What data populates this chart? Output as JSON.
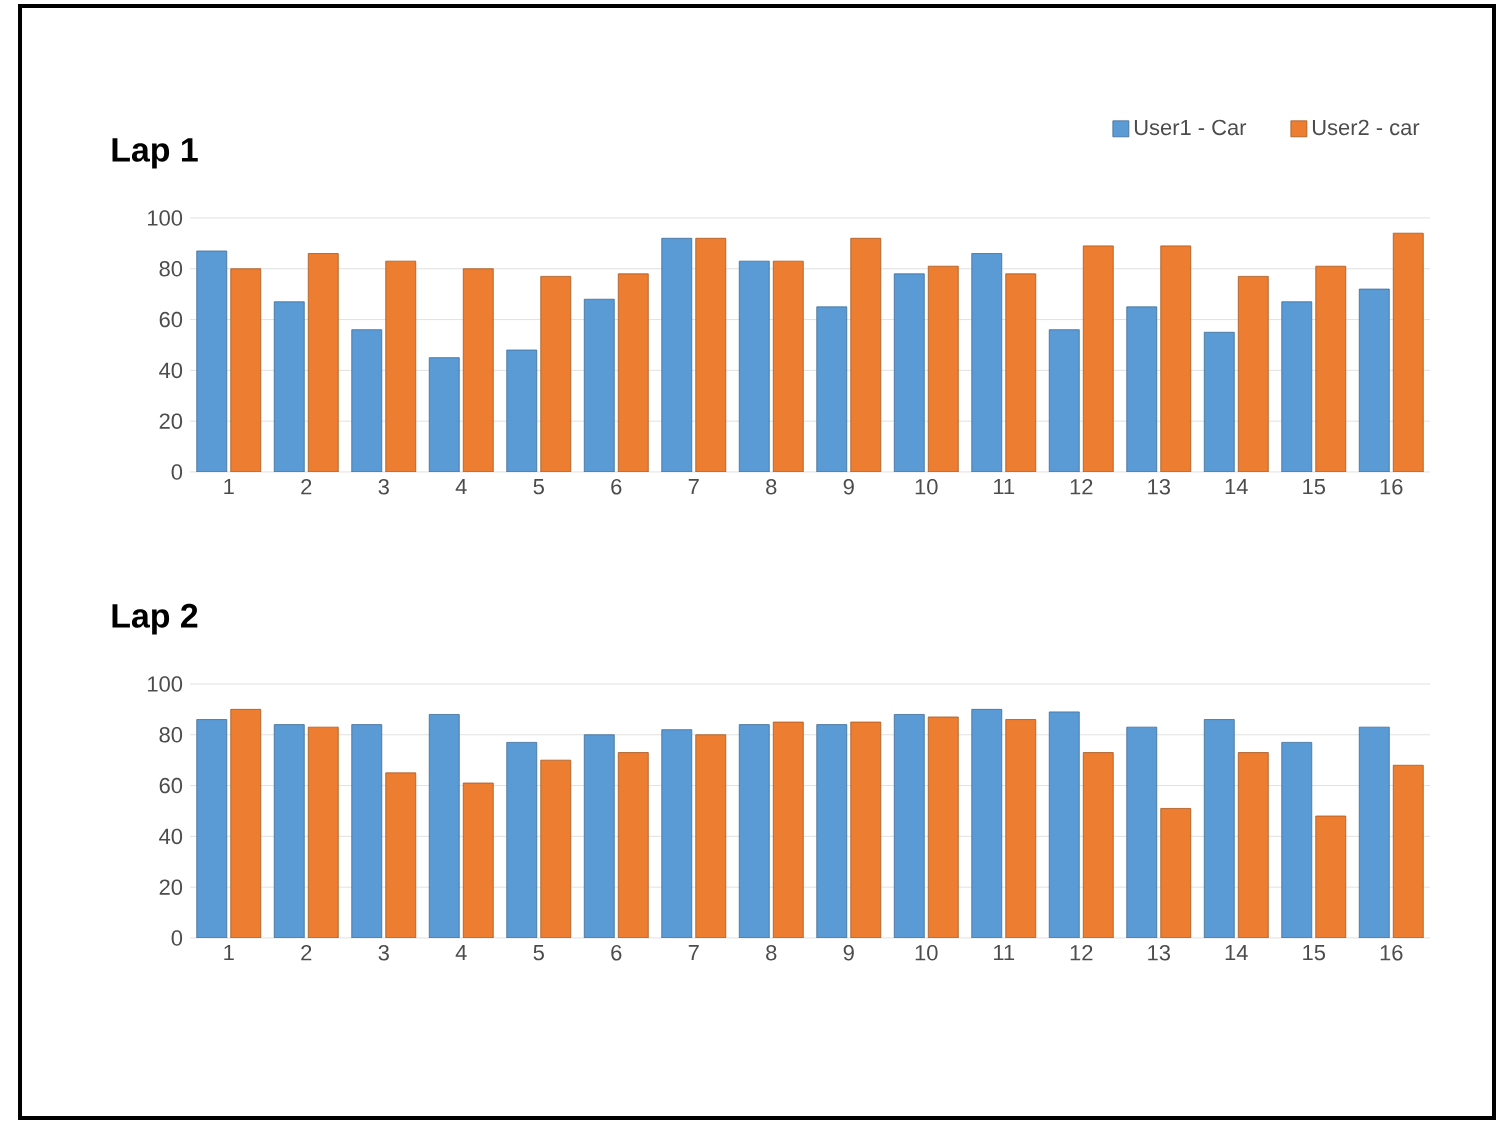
{
  "chart_data": [
    {
      "type": "bar",
      "title": "Lap 1",
      "categories": [
        "1",
        "2",
        "3",
        "4",
        "5",
        "6",
        "7",
        "8",
        "9",
        "10",
        "11",
        "12",
        "13",
        "14",
        "15",
        "16"
      ],
      "series": [
        {
          "name": "User1 - Car",
          "color": "#5b9bd5",
          "values": [
            87,
            67,
            56,
            45,
            48,
            68,
            92,
            83,
            65,
            78,
            86,
            56,
            65,
            55,
            67,
            72
          ]
        },
        {
          "name": "User2 - car",
          "color": "#ed7d31",
          "values": [
            80,
            86,
            83,
            80,
            77,
            78,
            92,
            83,
            92,
            81,
            78,
            89,
            89,
            77,
            81,
            94
          ]
        }
      ],
      "ylim": [
        0,
        100
      ],
      "yticks": [
        0,
        20,
        40,
        60,
        80,
        100
      ],
      "grid": "y",
      "legend": "top right"
    },
    {
      "type": "bar",
      "title": "Lap 2",
      "categories": [
        "1",
        "2",
        "3",
        "4",
        "5",
        "6",
        "7",
        "8",
        "9",
        "10",
        "11",
        "12",
        "13",
        "14",
        "15",
        "16"
      ],
      "series": [
        {
          "color": "#5b9bd5",
          "values": [
            86,
            84,
            84,
            88,
            77,
            80,
            82,
            84,
            84,
            88,
            90,
            89,
            83,
            86,
            77,
            83
          ]
        },
        {
          "color": "#ed7d31",
          "values": [
            90,
            83,
            65,
            61,
            70,
            73,
            80,
            85,
            85,
            87,
            86,
            73,
            51,
            73,
            48,
            68
          ]
        }
      ],
      "ylim": [
        0,
        100
      ],
      "yticks": [
        0,
        20,
        40,
        60,
        80,
        100
      ],
      "grid": "y"
    }
  ]
}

——

● REQUIRED WORK
Copy out every line of the material above exactly, skipping the pictures.

● ANSWER TO THE TASK
What data populates this chart? Output as JSON.
{
  "chart_data": [
    {
      "type": "bar",
      "title": "Lap 1",
      "categories": [
        "1",
        "2",
        "3",
        "4",
        "5",
        "6",
        "7",
        "8",
        "9",
        "10",
        "11",
        "12",
        "13",
        "14",
        "15",
        "16"
      ],
      "series": [
        {
          "name": "User1 - Car",
          "color": "#5b9bd5",
          "values": [
            87,
            67,
            56,
            45,
            48,
            68,
            92,
            83,
            65,
            78,
            86,
            56,
            65,
            55,
            67,
            72
          ]
        },
        {
          "name": "User2 - car",
          "color": "#ed7d31",
          "values": [
            80,
            86,
            83,
            80,
            77,
            78,
            92,
            83,
            92,
            81,
            78,
            89,
            89,
            77,
            81,
            94
          ]
        }
      ],
      "ylim": [
        0,
        100
      ],
      "yticks": [
        0,
        20,
        40,
        60,
        80,
        100
      ],
      "grid": "y",
      "legend": "top right"
    },
    {
      "type": "bar",
      "title": "Lap 2",
      "categories": [
        "1",
        "2",
        "3",
        "4",
        "5",
        "6",
        "7",
        "8",
        "9",
        "10",
        "11",
        "12",
        "13",
        "14",
        "15",
        "16"
      ],
      "series": [
        {
          "color": "#5b9bd5",
          "values": [
            86,
            84,
            84,
            88,
            77,
            80,
            82,
            84,
            84,
            88,
            90,
            89,
            83,
            86,
            77,
            83
          ]
        },
        {
          "color": "#ed7d31",
          "values": [
            90,
            83,
            65,
            61,
            70,
            73,
            80,
            85,
            85,
            87,
            86,
            73,
            51,
            73,
            48,
            68
          ]
        }
      ],
      "ylim": [
        0,
        100
      ],
      "yticks": [
        0,
        20,
        40,
        60,
        80,
        100
      ],
      "grid": "y"
    }
  ]
}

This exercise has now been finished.